[Layout region records]
— start —
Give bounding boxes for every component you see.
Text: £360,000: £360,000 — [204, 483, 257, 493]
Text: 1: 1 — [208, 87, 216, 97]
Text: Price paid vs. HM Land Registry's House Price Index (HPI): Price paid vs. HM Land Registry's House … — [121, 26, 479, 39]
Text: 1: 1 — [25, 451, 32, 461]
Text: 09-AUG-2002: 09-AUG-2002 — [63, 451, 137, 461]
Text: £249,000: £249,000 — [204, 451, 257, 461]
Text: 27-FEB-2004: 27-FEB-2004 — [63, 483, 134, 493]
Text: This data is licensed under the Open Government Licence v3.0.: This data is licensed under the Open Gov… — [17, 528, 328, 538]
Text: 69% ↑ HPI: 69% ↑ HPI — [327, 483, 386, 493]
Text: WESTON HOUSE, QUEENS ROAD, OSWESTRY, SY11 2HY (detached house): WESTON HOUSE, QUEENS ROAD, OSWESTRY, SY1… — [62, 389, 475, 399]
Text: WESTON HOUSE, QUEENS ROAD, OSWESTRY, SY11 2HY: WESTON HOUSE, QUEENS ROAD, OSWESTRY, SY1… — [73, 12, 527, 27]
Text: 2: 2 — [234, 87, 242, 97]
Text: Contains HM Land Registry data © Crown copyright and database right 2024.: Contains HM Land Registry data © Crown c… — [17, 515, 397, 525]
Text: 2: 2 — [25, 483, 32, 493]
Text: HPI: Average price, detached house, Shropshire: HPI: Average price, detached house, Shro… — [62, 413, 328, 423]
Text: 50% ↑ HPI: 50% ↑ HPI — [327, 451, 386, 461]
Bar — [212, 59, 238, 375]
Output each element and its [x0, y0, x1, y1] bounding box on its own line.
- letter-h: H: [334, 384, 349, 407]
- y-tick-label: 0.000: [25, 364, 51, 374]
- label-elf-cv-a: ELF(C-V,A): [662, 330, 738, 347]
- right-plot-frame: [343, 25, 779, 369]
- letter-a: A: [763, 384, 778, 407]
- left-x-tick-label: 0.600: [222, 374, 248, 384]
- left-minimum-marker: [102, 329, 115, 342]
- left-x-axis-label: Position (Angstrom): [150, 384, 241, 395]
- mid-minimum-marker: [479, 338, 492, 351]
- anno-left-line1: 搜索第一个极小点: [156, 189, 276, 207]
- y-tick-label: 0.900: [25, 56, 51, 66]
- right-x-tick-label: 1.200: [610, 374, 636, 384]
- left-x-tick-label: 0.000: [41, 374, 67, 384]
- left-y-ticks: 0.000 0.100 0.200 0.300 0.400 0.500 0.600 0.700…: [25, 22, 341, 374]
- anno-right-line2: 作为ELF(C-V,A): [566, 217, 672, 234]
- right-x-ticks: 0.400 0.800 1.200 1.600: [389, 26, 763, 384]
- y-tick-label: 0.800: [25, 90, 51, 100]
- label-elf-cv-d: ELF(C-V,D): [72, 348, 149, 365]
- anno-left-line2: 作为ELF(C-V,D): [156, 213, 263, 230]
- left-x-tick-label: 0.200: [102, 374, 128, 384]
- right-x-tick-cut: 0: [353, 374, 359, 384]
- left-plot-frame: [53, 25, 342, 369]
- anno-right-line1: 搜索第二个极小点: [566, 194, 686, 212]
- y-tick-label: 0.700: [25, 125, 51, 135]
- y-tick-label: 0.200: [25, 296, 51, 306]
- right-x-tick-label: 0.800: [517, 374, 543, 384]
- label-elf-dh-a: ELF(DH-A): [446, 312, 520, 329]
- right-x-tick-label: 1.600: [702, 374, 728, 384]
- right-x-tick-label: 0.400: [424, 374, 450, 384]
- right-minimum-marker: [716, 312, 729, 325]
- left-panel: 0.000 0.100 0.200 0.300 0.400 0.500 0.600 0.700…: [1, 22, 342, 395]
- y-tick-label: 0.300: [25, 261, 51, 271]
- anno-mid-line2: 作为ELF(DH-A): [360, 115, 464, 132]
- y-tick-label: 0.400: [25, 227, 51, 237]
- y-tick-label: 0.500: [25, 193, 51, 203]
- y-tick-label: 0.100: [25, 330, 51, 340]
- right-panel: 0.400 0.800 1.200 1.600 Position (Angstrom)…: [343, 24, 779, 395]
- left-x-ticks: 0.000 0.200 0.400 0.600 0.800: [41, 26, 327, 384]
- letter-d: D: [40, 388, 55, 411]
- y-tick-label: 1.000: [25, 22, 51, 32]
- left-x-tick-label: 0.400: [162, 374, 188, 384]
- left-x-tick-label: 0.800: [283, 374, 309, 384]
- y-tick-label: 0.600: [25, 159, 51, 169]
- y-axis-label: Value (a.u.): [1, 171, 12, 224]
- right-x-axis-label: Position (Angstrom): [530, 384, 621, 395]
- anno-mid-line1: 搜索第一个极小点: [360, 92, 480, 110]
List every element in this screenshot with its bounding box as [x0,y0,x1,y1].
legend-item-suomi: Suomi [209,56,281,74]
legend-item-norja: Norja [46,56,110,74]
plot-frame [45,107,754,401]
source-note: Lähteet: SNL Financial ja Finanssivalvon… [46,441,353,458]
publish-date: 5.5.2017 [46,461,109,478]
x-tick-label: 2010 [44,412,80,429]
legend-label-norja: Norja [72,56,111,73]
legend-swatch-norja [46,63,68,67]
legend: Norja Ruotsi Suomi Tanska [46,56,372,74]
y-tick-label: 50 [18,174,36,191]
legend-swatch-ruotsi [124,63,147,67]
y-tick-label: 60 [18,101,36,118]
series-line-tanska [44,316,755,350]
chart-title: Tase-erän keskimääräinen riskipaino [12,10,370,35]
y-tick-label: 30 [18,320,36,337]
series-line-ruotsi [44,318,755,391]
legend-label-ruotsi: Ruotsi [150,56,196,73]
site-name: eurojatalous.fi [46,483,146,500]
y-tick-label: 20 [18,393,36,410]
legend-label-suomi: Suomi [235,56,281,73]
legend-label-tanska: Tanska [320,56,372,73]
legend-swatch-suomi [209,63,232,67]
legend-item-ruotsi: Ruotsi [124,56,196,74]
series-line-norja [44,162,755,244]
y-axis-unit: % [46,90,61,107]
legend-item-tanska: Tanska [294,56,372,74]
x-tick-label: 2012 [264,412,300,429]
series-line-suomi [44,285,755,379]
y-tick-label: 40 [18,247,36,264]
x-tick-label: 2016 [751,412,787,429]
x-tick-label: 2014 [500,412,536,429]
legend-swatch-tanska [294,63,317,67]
— end —
How many lines in the material above contain the string "frame"? Reply with the number alone.

3